- _Direction_
All records are to be retyped faithfully and completely.
----
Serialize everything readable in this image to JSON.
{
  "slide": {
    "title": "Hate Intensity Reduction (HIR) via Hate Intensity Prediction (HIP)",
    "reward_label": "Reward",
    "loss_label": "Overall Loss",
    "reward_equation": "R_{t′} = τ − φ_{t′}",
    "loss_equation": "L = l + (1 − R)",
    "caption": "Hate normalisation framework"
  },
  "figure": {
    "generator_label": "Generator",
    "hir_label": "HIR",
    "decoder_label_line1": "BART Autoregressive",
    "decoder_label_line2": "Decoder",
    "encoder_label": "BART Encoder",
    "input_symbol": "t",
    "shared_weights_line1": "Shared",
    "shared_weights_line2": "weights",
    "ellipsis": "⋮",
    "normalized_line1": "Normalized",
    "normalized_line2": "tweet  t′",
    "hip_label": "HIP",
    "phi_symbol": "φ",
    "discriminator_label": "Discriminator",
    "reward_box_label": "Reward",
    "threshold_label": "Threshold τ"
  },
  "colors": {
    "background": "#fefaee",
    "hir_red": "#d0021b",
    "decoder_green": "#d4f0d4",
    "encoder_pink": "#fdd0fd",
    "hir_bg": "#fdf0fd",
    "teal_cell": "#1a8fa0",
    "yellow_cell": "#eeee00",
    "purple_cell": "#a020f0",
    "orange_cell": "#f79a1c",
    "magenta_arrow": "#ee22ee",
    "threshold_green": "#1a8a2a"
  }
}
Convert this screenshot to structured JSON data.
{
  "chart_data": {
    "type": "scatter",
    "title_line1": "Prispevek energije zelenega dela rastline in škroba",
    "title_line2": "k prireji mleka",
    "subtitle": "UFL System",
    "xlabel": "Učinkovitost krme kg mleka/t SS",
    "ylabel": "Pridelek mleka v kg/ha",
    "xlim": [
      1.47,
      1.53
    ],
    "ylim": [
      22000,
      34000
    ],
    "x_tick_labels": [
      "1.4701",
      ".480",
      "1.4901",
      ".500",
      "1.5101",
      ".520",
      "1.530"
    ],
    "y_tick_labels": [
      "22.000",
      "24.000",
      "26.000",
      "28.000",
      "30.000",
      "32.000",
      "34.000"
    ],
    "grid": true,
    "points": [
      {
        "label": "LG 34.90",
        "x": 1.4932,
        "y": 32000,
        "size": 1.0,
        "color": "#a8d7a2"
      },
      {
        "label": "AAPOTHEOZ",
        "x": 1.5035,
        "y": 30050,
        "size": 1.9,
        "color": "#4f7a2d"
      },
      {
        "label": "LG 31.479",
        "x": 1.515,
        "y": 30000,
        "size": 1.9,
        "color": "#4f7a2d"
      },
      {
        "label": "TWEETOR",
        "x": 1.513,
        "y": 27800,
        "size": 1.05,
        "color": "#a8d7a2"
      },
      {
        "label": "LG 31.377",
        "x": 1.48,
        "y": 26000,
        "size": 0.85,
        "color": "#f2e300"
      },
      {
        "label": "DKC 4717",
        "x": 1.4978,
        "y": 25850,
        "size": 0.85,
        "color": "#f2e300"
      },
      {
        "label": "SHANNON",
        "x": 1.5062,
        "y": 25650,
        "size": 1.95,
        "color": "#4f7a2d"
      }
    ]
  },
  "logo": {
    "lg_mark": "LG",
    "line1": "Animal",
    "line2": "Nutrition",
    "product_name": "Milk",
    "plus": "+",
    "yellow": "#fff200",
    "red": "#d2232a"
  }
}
----
- _Answer to the task_
Serialize everything readable in this image to JSON.
{
  "slide": {
    "title": "Hate Intensity Reduction (HIR) via Hate Intensity Prediction (HIP)",
    "reward_label": "Reward",
    "loss_label": "Overall Loss",
    "reward_equation": "R_{t′} = τ − φ_{t′}",
    "loss_equation": "L = l + (1 − R)",
    "caption": "Hate normalisation framework"
  },
  "figure": {
    "generator_label": "Generator",
    "hir_label": "HIR",
    "decoder_label_line1": "BART Autoregressive",
    "decoder_label_line2": "Decoder",
    "encoder_label": "BART Encoder",
    "input_symbol": "t",
    "shared_weights_line1": "Shared",
    "shared_weights_line2": "weights",
    "ellipsis": "⋮",
    "normalized_line1": "Normalized",
    "normalized_line2": "tweet  t′",
    "hip_label": "HIP",
    "phi_symbol": "φ",
    "discriminator_label": "Discriminator",
    "reward_box_label": "Reward",
    "threshold_label": "Threshold τ"
  },
  "colors": {
    "background": "#fefaee",
    "hir_red": "#d0021b",
    "decoder_green": "#d4f0d4",
    "encoder_pink": "#fdd0fd",
    "hir_bg": "#fdf0fd",
    "teal_cell": "#1a8fa0",
    "yellow_cell": "#eeee00",
    "purple_cell": "#a020f0",
    "orange_cell": "#f79a1c",
    "magenta_arrow": "#ee22ee",
    "threshold_green": "#1a8a2a"
  }
}
Convert this screenshot to structured JSON data.
{
  "chart_data": {
    "type": "scatter",
    "title_line1": "Prispevek energije zelenega dela rastline in škroba",
    "title_line2": "k prireji mleka",
    "subtitle": "UFL System",
    "xlabel": "Učinkovitost krme kg mleka/t SS",
    "ylabel": "Pridelek mleka v kg/ha",
    "xlim": [
      1.47,
      1.53
    ],
    "ylim": [
      22000,
      34000
    ],
    "x_tick_labels": [
      "1.4701",
      ".480",
      "1.4901",
      ".500",
      "1.5101",
      ".520",
      "1.530"
    ],
    "y_tick_labels": [
      "22.000",
      "24.000",
      "26.000",
      "28.000",
      "30.000",
      "32.000",
      "34.000"
    ],
    "grid": true,
    "points": [
      {
        "label": "LG 34.90",
        "x": 1.4932,
        "y": 32000,
        "size": 1.0,
        "color": "#a8d7a2"
      },
      {
        "label": "AAPOTHEOZ",
        "x": 1.5035,
        "y": 30050,
        "size": 1.9,
        "color": "#4f7a2d"
      },
      {
        "label": "LG 31.479",
        "x": 1.515,
        "y": 30000,
        "size": 1.9,
        "color": "#4f7a2d"
      },
      {
        "label": "TWEETOR",
        "x": 1.513,
        "y": 27800,
        "size": 1.05,
        "color": "#a8d7a2"
      },
      {
        "label": "LG 31.377",
        "x": 1.48,
        "y": 26000,
        "size": 0.85,
        "color": "#f2e300"
      },
      {
        "label": "DKC 4717",
        "x": 1.4978,
        "y": 25850,
        "size": 0.85,
        "color": "#f2e300"
      },
      {
        "label": "SHANNON",
        "x": 1.5062,
        "y": 25650,
        "size": 1.95,
        "color": "#4f7a2d"
      }
    ]
  },
  "logo": {
    "lg_mark": "LG",
    "line1": "Animal",
    "line2": "Nutrition",
    "product_name": "Milk",
    "plus": "+",
    "yellow": "#fff200",
    "red": "#d2232a"
  }
}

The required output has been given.